■ **Source records**:
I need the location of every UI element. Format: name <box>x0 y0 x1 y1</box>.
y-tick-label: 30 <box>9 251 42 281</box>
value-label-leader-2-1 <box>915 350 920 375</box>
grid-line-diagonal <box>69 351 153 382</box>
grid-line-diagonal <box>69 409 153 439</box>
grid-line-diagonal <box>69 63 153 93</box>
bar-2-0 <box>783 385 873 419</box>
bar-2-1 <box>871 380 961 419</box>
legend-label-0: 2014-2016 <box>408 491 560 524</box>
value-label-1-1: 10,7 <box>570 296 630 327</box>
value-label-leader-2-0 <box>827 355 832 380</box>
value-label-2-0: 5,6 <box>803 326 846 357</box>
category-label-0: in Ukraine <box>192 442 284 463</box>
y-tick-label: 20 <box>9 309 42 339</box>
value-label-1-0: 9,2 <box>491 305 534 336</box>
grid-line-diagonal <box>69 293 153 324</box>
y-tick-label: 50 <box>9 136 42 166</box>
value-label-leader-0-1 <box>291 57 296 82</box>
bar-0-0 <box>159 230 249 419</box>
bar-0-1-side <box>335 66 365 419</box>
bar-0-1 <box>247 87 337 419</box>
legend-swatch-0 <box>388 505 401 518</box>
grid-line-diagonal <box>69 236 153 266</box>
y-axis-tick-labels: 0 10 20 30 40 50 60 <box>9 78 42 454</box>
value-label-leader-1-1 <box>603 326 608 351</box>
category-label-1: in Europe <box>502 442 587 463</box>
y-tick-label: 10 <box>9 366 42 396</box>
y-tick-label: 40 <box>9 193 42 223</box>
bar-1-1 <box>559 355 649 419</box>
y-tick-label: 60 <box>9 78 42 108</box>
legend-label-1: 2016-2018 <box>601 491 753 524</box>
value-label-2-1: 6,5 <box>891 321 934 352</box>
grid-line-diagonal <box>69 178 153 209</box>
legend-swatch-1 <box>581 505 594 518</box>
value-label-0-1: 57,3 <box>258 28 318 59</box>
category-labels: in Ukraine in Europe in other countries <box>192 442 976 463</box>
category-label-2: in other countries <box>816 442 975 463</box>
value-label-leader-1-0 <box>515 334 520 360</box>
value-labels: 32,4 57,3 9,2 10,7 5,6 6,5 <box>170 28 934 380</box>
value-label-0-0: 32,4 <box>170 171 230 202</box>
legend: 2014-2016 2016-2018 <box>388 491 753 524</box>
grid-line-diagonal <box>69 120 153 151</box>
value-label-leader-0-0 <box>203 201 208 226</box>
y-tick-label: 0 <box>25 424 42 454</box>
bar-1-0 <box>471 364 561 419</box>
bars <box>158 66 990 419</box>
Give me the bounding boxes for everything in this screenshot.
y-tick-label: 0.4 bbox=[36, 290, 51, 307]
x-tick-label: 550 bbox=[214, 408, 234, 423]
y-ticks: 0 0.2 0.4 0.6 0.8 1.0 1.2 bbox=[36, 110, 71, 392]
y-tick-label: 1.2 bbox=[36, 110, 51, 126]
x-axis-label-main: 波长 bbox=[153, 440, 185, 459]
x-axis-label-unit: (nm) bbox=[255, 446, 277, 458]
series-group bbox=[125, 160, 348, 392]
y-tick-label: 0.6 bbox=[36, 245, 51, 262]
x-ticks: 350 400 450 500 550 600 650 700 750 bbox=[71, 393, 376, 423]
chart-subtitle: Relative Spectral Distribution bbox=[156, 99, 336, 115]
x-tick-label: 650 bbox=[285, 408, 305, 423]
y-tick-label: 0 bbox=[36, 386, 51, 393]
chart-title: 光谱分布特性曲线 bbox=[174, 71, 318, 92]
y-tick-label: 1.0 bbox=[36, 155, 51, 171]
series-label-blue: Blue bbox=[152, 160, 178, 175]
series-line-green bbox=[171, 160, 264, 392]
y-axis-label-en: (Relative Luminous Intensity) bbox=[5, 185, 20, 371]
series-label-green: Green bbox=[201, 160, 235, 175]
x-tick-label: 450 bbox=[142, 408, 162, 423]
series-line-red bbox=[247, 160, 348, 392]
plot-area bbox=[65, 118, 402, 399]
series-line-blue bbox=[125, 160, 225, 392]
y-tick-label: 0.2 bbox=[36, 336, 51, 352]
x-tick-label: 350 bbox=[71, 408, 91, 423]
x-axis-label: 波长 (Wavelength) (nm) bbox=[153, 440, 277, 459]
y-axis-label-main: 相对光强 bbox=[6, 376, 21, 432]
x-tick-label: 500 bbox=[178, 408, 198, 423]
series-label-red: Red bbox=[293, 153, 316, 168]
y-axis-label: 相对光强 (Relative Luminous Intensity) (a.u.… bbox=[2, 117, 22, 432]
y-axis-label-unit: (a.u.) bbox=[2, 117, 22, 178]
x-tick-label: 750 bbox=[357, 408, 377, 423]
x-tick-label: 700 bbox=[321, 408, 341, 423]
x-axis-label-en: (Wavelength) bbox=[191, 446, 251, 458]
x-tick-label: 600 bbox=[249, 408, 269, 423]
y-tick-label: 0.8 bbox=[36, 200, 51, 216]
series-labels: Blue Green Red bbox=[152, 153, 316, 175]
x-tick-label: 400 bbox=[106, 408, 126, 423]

■ **What you have to do**: Print all of the material above again, line for line and without alteration.

■ **Finished answer**:
I need the location of every UI element. Format: name <box>x0 y0 x1 y1</box>.
y-tick-label: 30 <box>9 251 42 281</box>
value-label-leader-2-1 <box>915 350 920 375</box>
grid-line-diagonal <box>69 351 153 382</box>
grid-line-diagonal <box>69 409 153 439</box>
grid-line-diagonal <box>69 63 153 93</box>
bar-2-0 <box>783 385 873 419</box>
bar-2-1 <box>871 380 961 419</box>
legend-label-0: 2014-2016 <box>408 491 560 524</box>
value-label-1-1: 10,7 <box>570 296 630 327</box>
value-label-leader-2-0 <box>827 355 832 380</box>
value-label-2-0: 5,6 <box>803 326 846 357</box>
category-label-0: in Ukraine <box>192 442 284 463</box>
y-tick-label: 20 <box>9 309 42 339</box>
value-label-1-0: 9,2 <box>491 305 534 336</box>
grid-line-diagonal <box>69 293 153 324</box>
y-tick-label: 50 <box>9 136 42 166</box>
value-label-leader-0-1 <box>291 57 296 82</box>
bar-0-0 <box>159 230 249 419</box>
bar-0-1-side <box>335 66 365 419</box>
bar-0-1 <box>247 87 337 419</box>
legend-swatch-0 <box>388 505 401 518</box>
grid-line-diagonal <box>69 236 153 266</box>
y-axis-tick-labels: 0 10 20 30 40 50 60 <box>9 78 42 454</box>
value-label-leader-1-1 <box>603 326 608 351</box>
category-label-1: in Europe <box>502 442 587 463</box>
y-tick-label: 10 <box>9 366 42 396</box>
y-tick-label: 40 <box>9 193 42 223</box>
bar-1-1 <box>559 355 649 419</box>
y-tick-label: 60 <box>9 78 42 108</box>
legend-label-1: 2016-2018 <box>601 491 753 524</box>
value-label-2-1: 6,5 <box>891 321 934 352</box>
grid-line-diagonal <box>69 178 153 209</box>
legend-swatch-1 <box>581 505 594 518</box>
value-label-0-1: 57,3 <box>258 28 318 59</box>
category-labels: in Ukraine in Europe in other countries <box>192 442 976 463</box>
category-label-2: in other countries <box>816 442 975 463</box>
value-label-leader-1-0 <box>515 334 520 360</box>
value-labels: 32,4 57,3 9,2 10,7 5,6 6,5 <box>170 28 934 380</box>
value-label-0-0: 32,4 <box>170 171 230 202</box>
legend: 2014-2016 2016-2018 <box>388 491 753 524</box>
grid-line-diagonal <box>69 120 153 151</box>
value-label-leader-0-0 <box>203 201 208 226</box>
y-tick-label: 0 <box>25 424 42 454</box>
bar-1-0 <box>471 364 561 419</box>
bars <box>158 66 990 419</box>
Give me the bounding boxes for everything in this screenshot.
y-tick-label: 0.4 bbox=[36, 290, 51, 307]
x-tick-label: 550 bbox=[214, 408, 234, 423]
y-ticks: 0 0.2 0.4 0.6 0.8 1.0 1.2 bbox=[36, 110, 71, 392]
y-tick-label: 1.2 bbox=[36, 110, 51, 126]
x-axis-label-main: 波长 bbox=[153, 440, 185, 459]
x-axis-label-unit: (nm) bbox=[255, 446, 277, 458]
series-group bbox=[125, 160, 348, 392]
y-tick-label: 0.6 bbox=[36, 245, 51, 262]
x-ticks: 350 400 450 500 550 600 650 700 750 bbox=[71, 393, 376, 423]
chart-subtitle: Relative Spectral Distribution bbox=[156, 99, 336, 115]
x-tick-label: 650 bbox=[285, 408, 305, 423]
y-tick-label: 0 bbox=[36, 386, 51, 393]
chart-title: 光谱分布特性曲线 bbox=[174, 71, 318, 92]
y-tick-label: 1.0 bbox=[36, 155, 51, 171]
series-label-blue: Blue bbox=[152, 160, 178, 175]
series-line-green bbox=[171, 160, 264, 392]
y-axis-label-en: (Relative Luminous Intensity) bbox=[5, 185, 20, 371]
series-label-green: Green bbox=[201, 160, 235, 175]
x-tick-label: 450 bbox=[142, 408, 162, 423]
series-line-red bbox=[247, 160, 348, 392]
plot-area bbox=[65, 118, 402, 399]
series-line-blue bbox=[125, 160, 225, 392]
y-tick-label: 0.2 bbox=[36, 336, 51, 352]
x-tick-label: 350 bbox=[71, 408, 91, 423]
x-axis-label: 波长 (Wavelength) (nm) bbox=[153, 440, 277, 459]
y-axis-label-main: 相对光强 bbox=[6, 376, 21, 432]
x-tick-label: 500 bbox=[178, 408, 198, 423]
series-label-red: Red bbox=[293, 153, 316, 168]
y-axis-label: 相对光强 (Relative Luminous Intensity) (a.u.… bbox=[2, 117, 22, 432]
y-axis-label-unit: (a.u.) bbox=[2, 117, 22, 178]
x-tick-label: 750 bbox=[357, 408, 377, 423]
x-tick-label: 700 bbox=[321, 408, 341, 423]
x-axis-label-en: (Wavelength) bbox=[191, 446, 251, 458]
x-tick-label: 600 bbox=[249, 408, 269, 423]
y-tick-label: 0.8 bbox=[36, 200, 51, 216]
series-labels: Blue Green Red bbox=[152, 153, 316, 175]
x-tick-label: 400 bbox=[106, 408, 126, 423]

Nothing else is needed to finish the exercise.